# [Work to do]
Find each line holding "color" and copy it out.

# [Extracted entries]
--

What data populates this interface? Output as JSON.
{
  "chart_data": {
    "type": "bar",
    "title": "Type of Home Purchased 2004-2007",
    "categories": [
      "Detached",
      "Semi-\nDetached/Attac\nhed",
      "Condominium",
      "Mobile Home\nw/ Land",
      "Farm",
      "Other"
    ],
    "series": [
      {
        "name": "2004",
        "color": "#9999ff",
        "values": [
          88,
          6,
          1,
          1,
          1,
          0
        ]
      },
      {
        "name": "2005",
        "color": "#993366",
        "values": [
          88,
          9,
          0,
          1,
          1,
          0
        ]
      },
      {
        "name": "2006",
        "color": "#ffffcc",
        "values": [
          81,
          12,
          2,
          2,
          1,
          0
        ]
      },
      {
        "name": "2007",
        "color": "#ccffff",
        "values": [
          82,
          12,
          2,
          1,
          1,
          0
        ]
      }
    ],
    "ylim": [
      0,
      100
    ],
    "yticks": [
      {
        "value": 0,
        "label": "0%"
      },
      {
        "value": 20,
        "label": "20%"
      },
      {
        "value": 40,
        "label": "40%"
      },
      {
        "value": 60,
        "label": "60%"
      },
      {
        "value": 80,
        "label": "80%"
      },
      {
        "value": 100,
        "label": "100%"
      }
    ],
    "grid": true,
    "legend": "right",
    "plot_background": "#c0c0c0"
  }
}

--

# [Answer to this task]
        "color": "#9999ff",
        "color": "#993366",
        "color": "#ffffcc",
        "color": "#ccffff",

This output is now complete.